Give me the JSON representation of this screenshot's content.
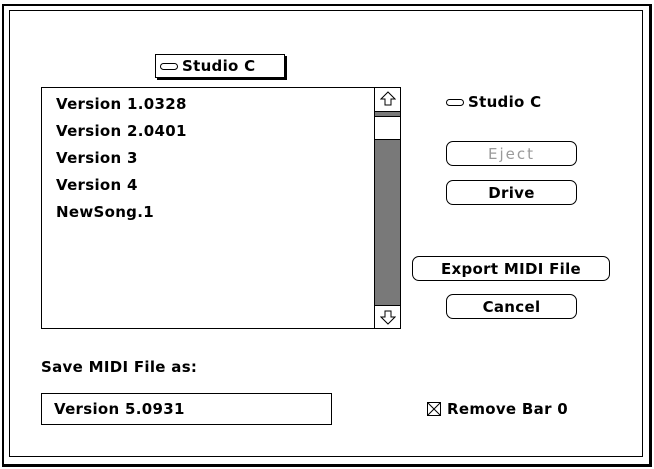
{
  "volume_popup": {
    "label": "Studio C",
    "icon": "disk-icon"
  },
  "file_list": {
    "items": [
      "Version 1.0328",
      "Version 2.0401",
      "Version 3",
      "Version 4",
      "NewSong.1"
    ]
  },
  "volume_label": "Studio C",
  "buttons": {
    "eject": "Eject",
    "drive": "Drive",
    "export": "Export MIDI File",
    "cancel": "Cancel"
  },
  "save_as_label": "Save MIDI File as:",
  "filename_value": "Version 5.0931",
  "remove_bar_zero": {
    "label": "Remove Bar 0",
    "checked": true
  }
}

• • • •

● **Exercise**
What is the number of lines above that contain "MIDI"? Answer with that number only.

● **Output of the task**
2